** Task statement **
What is the number of lines in the data holding the word "color"? Give that number by itself.

--- Materials provided ---

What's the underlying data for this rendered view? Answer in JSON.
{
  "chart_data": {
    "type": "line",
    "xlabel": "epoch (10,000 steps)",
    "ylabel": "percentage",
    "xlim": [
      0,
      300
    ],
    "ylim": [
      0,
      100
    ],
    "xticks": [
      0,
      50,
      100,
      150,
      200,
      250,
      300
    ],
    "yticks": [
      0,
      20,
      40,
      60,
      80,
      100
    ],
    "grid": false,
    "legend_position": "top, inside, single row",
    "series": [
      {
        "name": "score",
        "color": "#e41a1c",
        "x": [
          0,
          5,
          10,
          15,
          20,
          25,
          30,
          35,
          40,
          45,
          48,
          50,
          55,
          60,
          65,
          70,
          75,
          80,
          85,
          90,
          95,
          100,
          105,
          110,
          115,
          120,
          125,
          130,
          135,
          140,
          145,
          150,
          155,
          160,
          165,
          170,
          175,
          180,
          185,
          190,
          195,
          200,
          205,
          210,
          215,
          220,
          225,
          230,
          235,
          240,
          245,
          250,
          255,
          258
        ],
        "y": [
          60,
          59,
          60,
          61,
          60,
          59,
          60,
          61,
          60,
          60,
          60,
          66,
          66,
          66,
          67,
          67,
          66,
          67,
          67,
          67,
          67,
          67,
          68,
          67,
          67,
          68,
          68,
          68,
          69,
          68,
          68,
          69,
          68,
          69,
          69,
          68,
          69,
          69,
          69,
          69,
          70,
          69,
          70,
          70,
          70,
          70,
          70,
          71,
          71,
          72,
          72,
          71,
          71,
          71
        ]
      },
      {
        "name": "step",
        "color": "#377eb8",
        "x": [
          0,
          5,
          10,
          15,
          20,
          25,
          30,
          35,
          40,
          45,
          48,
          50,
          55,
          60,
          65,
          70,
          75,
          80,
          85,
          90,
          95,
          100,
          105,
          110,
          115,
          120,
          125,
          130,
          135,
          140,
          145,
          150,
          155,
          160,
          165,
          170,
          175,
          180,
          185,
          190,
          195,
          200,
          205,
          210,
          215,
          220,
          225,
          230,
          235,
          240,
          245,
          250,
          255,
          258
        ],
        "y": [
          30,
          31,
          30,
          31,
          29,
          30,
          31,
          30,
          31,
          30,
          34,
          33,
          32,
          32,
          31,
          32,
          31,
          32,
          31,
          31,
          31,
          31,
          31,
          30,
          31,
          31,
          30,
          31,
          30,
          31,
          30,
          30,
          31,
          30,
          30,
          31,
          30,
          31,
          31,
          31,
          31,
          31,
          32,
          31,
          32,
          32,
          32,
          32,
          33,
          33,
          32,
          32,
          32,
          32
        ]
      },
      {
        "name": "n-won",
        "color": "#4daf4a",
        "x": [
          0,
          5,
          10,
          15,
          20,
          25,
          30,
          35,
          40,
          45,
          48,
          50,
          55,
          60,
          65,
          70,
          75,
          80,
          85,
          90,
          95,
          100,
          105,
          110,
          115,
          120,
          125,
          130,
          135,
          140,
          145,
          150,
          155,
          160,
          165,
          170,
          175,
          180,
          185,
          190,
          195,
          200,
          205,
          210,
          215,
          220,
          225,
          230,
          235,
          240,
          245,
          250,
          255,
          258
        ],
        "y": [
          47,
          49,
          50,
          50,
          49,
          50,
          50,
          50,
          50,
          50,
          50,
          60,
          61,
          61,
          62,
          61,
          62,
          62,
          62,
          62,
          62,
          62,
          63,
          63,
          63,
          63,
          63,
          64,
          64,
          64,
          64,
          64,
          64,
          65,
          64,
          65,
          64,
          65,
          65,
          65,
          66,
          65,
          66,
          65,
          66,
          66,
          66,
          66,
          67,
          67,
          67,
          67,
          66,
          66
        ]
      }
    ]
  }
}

---

** Completed task **
3